PROBLEM TO WORK ON
Search the listing below for the word "title" and copy each line that holds it.

DATA EXTRACT
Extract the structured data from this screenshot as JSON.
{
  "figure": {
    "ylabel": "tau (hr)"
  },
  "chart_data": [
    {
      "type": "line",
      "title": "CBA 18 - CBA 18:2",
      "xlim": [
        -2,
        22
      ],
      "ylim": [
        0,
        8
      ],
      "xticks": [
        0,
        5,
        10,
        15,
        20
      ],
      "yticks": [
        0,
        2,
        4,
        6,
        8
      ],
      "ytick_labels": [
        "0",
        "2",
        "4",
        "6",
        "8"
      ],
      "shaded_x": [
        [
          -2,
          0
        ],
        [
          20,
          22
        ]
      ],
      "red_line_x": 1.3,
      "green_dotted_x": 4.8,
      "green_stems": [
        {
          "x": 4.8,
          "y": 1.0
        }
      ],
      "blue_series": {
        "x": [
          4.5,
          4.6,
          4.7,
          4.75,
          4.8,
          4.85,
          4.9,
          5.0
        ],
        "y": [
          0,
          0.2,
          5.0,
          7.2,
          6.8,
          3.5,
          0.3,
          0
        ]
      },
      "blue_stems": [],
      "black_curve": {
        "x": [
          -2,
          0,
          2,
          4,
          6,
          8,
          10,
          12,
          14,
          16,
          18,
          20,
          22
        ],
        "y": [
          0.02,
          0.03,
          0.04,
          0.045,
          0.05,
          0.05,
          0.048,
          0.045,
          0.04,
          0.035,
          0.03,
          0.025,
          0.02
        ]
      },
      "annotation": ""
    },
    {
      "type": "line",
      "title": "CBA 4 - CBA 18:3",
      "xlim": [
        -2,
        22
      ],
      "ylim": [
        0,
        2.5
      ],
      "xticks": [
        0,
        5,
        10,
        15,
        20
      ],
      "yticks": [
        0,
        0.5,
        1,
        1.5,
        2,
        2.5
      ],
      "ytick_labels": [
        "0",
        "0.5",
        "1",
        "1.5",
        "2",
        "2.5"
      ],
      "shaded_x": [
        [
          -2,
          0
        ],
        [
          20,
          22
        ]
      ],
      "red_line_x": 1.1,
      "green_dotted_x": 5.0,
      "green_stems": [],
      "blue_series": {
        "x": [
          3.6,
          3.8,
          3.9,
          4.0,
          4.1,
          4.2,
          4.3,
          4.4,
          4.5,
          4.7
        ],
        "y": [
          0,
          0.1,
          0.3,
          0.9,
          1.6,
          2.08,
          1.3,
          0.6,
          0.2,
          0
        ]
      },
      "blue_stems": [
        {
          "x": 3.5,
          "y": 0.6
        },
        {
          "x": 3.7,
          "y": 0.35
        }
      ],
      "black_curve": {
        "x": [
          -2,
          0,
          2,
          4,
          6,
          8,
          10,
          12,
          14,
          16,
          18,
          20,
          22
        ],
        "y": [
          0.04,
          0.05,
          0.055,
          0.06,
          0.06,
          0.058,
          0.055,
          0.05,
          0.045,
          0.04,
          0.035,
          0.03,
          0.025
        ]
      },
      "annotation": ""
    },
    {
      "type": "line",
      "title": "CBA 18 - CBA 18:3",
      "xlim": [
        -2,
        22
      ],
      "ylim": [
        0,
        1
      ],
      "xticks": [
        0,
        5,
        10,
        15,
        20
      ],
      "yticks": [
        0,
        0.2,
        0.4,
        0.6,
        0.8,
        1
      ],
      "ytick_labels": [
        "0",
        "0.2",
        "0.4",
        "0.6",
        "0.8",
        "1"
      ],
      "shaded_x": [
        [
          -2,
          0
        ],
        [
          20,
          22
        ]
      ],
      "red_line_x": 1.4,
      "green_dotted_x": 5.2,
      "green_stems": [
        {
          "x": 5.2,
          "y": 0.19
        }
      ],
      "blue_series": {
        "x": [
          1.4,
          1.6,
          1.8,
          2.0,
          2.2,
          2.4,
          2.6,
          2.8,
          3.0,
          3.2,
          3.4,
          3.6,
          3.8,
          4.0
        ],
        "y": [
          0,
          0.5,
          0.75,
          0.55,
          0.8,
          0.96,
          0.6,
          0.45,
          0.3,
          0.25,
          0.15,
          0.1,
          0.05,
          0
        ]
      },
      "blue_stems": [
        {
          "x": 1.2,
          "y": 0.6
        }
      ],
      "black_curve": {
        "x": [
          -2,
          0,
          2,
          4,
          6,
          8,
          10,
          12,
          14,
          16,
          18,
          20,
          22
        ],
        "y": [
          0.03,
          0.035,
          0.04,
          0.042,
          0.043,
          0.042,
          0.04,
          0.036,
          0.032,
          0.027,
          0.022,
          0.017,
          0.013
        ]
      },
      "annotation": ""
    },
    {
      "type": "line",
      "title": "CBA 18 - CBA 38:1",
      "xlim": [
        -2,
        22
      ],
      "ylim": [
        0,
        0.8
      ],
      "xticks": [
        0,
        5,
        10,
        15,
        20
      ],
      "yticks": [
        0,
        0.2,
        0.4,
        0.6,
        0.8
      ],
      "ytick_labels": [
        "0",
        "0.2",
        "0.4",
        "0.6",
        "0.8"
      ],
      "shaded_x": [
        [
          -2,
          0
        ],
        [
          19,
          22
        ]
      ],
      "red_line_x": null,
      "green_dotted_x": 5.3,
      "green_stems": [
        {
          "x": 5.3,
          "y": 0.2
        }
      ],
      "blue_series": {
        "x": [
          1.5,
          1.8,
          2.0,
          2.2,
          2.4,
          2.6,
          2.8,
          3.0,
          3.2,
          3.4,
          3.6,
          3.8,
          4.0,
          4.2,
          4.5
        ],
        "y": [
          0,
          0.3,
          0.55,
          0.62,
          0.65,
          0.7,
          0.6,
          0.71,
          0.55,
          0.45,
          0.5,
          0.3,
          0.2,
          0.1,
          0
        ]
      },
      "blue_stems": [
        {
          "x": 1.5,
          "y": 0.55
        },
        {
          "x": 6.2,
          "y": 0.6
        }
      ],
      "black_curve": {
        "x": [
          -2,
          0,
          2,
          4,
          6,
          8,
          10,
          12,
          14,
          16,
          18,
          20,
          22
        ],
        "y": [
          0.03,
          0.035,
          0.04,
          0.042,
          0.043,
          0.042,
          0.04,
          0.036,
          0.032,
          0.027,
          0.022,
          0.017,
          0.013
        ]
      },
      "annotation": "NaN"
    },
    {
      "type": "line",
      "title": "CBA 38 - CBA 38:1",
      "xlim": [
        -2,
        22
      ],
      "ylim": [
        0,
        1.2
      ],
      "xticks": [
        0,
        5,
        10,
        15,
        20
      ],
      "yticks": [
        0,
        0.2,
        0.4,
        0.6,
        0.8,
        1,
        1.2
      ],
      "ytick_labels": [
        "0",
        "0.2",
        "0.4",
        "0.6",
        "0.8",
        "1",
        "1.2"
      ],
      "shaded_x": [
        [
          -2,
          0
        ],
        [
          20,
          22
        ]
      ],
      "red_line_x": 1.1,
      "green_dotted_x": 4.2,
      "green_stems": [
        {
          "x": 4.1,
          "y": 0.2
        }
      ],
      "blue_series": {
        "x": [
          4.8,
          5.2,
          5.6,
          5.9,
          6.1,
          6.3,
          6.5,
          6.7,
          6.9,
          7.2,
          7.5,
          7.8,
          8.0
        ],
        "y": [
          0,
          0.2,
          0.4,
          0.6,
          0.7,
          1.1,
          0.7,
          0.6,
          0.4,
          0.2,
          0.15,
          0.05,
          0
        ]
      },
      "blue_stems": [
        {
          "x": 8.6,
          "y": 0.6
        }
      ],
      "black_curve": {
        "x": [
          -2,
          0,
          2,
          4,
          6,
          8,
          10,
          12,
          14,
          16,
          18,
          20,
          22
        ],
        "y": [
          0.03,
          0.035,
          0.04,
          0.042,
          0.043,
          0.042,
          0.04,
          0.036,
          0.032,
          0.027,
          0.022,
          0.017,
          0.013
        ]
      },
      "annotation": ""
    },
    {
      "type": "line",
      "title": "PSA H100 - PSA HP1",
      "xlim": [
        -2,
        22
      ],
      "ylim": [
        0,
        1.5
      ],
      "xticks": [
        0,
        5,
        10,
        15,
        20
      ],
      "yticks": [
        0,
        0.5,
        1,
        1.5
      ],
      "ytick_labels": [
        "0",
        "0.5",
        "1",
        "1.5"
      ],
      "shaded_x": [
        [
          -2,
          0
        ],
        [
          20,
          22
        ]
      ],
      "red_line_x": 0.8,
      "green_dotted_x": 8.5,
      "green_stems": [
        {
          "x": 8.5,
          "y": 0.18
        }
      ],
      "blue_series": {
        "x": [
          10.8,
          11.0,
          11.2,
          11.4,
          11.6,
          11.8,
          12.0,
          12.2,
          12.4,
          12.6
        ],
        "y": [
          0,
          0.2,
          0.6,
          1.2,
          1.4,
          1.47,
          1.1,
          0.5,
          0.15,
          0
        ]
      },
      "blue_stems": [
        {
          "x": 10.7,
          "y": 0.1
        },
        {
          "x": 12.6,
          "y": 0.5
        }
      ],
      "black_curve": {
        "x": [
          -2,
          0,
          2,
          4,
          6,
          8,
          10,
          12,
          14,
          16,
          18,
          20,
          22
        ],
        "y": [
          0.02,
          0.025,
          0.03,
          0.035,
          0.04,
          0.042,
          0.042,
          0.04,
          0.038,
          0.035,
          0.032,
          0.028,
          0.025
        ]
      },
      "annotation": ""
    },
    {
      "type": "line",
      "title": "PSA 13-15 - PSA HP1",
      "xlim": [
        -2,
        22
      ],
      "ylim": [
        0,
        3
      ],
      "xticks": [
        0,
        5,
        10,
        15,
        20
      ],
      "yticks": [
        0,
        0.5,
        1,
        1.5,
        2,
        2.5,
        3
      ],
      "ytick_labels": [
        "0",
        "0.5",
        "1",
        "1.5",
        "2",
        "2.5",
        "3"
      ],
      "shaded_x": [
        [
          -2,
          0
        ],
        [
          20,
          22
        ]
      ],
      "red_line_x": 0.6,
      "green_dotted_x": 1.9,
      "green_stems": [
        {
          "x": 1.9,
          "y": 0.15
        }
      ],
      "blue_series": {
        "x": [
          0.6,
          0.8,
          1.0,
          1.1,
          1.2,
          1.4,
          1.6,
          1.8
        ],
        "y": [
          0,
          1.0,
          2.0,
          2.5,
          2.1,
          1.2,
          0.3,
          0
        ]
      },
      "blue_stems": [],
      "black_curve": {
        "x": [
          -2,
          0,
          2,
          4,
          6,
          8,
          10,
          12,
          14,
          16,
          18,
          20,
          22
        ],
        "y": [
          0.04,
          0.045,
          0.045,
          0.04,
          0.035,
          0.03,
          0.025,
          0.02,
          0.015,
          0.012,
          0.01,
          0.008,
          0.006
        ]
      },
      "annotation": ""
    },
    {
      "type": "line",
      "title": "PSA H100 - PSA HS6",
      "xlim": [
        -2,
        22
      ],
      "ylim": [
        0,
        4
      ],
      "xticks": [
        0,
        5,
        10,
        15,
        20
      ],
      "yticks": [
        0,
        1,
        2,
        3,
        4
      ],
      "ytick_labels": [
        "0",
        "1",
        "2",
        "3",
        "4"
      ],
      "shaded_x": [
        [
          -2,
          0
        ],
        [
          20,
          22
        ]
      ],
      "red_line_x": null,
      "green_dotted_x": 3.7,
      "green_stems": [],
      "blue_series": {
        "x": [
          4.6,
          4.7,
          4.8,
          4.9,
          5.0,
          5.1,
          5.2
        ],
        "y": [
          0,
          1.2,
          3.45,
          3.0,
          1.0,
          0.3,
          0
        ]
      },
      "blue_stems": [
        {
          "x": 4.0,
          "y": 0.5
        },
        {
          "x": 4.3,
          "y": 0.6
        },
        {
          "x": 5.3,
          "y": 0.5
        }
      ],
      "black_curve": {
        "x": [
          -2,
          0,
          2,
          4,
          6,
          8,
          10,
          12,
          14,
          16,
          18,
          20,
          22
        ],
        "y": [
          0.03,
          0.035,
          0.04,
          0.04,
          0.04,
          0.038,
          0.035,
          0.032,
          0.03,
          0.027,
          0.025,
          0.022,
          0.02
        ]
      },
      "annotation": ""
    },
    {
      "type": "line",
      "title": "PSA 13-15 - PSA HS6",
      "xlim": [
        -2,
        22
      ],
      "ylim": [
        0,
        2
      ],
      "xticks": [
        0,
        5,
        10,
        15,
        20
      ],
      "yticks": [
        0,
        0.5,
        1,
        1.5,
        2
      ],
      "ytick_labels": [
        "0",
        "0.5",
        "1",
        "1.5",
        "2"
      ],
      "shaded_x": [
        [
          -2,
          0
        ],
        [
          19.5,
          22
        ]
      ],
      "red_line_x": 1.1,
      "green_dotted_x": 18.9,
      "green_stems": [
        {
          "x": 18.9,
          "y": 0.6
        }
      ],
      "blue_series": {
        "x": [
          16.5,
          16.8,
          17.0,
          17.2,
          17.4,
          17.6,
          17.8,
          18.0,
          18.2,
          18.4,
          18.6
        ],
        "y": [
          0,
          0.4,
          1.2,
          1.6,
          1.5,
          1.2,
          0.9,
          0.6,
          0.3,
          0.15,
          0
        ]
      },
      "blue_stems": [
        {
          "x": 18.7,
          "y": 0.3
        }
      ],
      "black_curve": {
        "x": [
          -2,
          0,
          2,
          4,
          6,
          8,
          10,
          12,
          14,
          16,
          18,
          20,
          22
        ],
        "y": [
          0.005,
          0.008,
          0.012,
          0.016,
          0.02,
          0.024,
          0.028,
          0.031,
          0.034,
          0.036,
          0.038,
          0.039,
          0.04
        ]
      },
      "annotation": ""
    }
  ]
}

SOLUTION TO THIS TASK
      "title": "CBA 18 - CBA 18:2",
      "title": "CBA 4 - CBA 18:3",
      "title": "CBA 18 - CBA 18:3",
      "title": "CBA 18 - CBA 38:1",
      "title": "CBA 38 - CBA 38:1",
      "title": "PSA H100 - PSA HP1",
      "title": "PSA 13-15 - PSA HP1",
      "title": "PSA H100 - PSA HS6",
      "title": "PSA 13-15 - PSA HS6",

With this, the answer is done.